Given request.
Identify all lines in the listing that include the word "Power", and copy them out.

(Items from a data source)
################

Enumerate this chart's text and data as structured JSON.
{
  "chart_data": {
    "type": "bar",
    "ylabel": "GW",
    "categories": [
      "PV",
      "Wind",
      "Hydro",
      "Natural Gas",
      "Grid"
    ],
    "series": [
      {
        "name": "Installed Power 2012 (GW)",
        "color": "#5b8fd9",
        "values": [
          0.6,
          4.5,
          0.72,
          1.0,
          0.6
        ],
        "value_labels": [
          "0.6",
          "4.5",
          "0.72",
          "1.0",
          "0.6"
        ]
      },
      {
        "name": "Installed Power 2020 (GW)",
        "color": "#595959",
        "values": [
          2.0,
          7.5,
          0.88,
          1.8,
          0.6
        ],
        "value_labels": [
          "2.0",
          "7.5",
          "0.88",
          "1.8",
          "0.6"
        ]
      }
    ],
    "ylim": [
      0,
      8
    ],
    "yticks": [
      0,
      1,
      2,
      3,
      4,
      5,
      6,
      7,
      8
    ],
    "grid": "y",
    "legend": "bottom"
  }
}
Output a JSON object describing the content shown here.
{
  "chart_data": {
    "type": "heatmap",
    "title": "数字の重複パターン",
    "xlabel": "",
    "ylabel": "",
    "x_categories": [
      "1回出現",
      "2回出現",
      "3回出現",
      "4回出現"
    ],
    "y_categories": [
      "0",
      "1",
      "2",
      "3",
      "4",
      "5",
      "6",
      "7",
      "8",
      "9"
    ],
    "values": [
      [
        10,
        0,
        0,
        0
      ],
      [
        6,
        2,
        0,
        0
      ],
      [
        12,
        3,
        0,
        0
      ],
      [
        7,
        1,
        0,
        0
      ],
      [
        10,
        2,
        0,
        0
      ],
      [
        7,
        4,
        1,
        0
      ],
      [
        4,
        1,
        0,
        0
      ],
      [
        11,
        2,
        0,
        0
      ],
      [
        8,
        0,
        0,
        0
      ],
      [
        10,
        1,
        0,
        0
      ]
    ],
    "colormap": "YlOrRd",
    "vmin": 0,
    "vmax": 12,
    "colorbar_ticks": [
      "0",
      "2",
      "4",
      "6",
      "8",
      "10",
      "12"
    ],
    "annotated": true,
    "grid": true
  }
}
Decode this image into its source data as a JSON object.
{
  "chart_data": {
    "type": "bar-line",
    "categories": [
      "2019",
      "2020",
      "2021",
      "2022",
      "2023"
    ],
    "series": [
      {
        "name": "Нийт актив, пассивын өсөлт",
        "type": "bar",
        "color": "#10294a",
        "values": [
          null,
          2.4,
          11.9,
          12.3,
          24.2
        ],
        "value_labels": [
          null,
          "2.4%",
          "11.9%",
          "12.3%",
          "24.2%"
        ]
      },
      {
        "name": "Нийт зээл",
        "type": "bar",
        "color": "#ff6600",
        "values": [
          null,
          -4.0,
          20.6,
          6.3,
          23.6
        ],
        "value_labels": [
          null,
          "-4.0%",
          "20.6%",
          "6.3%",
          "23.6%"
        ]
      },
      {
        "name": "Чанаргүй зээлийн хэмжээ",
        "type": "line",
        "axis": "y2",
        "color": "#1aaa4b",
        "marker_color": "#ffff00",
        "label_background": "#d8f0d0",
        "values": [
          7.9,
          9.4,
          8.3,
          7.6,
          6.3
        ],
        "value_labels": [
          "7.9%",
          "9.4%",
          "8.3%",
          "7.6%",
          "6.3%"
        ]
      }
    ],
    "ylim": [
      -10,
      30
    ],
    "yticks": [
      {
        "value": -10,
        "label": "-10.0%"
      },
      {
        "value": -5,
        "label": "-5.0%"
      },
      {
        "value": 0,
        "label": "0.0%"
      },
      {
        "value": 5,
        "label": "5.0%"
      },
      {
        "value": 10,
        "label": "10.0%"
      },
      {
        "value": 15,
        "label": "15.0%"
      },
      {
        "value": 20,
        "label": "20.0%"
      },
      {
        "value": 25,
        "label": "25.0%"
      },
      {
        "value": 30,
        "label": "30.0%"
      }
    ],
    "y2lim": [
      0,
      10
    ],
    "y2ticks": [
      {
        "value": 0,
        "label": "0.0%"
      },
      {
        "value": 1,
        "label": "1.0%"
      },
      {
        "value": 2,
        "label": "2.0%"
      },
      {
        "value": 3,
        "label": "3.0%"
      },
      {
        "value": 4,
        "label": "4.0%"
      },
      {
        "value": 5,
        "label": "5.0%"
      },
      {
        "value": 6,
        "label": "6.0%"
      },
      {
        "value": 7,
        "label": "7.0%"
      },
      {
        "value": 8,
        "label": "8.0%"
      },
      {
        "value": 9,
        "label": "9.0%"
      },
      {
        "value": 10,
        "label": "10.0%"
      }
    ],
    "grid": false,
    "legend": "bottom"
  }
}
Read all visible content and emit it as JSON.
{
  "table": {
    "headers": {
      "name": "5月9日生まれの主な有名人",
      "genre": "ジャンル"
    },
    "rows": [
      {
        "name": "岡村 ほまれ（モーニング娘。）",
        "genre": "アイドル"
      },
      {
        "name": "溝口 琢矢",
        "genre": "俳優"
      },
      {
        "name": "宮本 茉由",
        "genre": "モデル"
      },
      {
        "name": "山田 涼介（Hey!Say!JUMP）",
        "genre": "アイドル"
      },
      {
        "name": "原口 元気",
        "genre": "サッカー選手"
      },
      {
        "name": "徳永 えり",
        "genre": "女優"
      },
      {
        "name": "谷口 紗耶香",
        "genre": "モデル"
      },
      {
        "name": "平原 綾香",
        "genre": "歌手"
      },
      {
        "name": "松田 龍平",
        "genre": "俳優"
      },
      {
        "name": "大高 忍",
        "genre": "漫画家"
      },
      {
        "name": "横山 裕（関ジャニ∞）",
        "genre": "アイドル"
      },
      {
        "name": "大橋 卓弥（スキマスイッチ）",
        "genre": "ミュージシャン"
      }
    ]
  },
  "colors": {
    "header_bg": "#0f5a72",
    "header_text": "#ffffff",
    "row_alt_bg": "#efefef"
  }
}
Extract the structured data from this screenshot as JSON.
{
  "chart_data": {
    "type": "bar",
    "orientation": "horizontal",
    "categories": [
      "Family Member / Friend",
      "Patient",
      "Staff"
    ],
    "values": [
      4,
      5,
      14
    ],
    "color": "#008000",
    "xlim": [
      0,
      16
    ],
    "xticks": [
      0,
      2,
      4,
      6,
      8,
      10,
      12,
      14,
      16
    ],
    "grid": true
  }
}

################

Exercise output.
        "name": "Installed Power 2012 (GW)",
        "name": "Installed Power 2020 (GW)",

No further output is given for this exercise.